STATED TASK
Exclude the pictures and return every line exactly as written.

------ TASK DATA

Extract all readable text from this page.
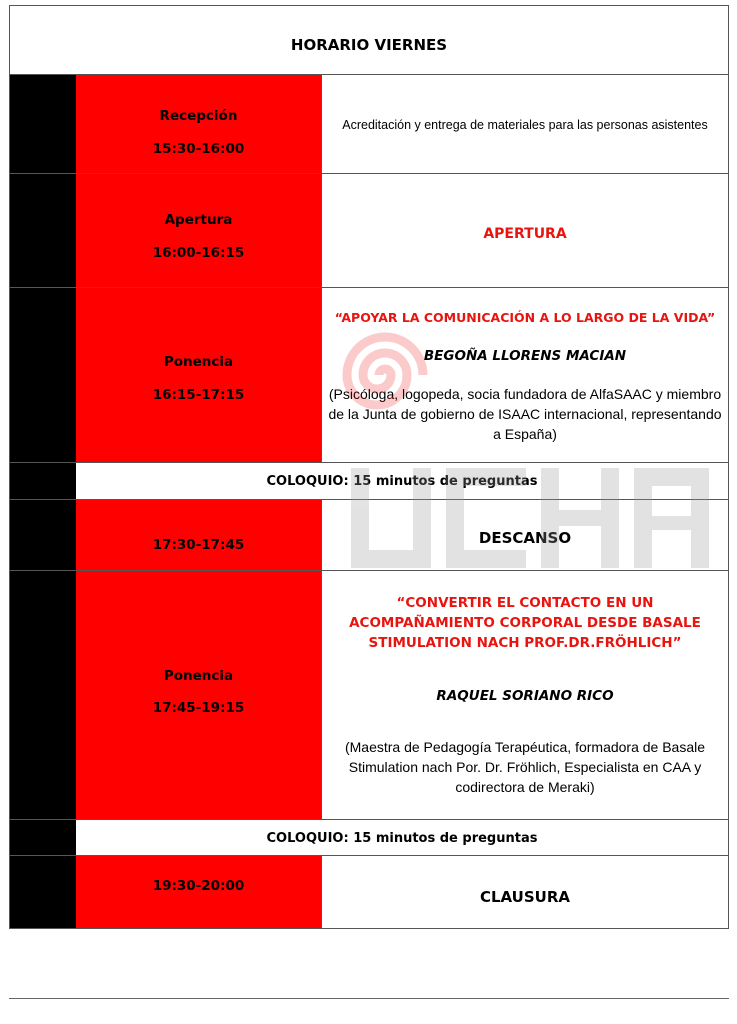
HORARIO VIERNES
Recepción
15:30-16:00
Acreditación y entrega de materiales para las personas asistentes
Apertura
16:00-16:15
APERTURA
Ponencia
16:15-17:15
“APOYAR LA COMUNICACIÓN A LO LARGO DE LA VIDA”
BEGOÑA LLORENS MACIAN
(Psicóloga, logopeda, socia fundadora de AlfaSAAC y miembro de la Junta de gobierno de ISAAC internacional, representando a España)
COLOQUIO: 15 minutos de preguntas
17:30-17:45	DESCANSO
Ponencia
17:45-19:15
“CONVERTIR EL CONTACTO EN UN ACOMPAÑAMIENTO CORPORAL DESDE BASALE STIMULATION NACH PROF.DR.FRÖHLICH”
RAQUEL SORIANO RICO
(Maestra de Pedagogía Terapéutica, formadora de Basale Stimulation nach Por. Dr. Fröhlich, Especialista en CAA y codirectora de Meraki)
COLOQUIO: 15 minutos de preguntas
19:30-20:00
CLAUSURA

------------

ANSWER TO THE TASK
Extract all readable text from this page.
HORARIO VIERNES
Recepción
15:30-16:00
Acreditación y entrega de materiales para las personas asistentes
Apertura
16:00-16:15
APERTURA
Ponencia
16:15-17:15
“APOYAR LA COMUNICACIÓN A LO LARGO DE LA VIDA”
BEGOÑA LLORENS MACIAN
(Psicóloga, logopeda, socia fundadora de AlfaSAAC y miembro de la Junta de gobierno de ISAAC internacional, representando a España)
COLOQUIO: 15 minutos de preguntas
17:30-17:45	DESCANSO
Ponencia
17:45-19:15
“CONVERTIR EL CONTACTO EN UN ACOMPAÑAMIENTO CORPORAL DESDE BASALE STIMULATION NACH PROF.DR.FRÖHLICH”
RAQUEL SORIANO RICO
(Maestra de Pedagogía Terapéutica, formadora de Basale Stimulation nach Por. Dr. Fröhlich, Especialista en CAA y codirectora de Meraki)
COLOQUIO: 15 minutos de preguntas
19:30-20:00
CLAUSURA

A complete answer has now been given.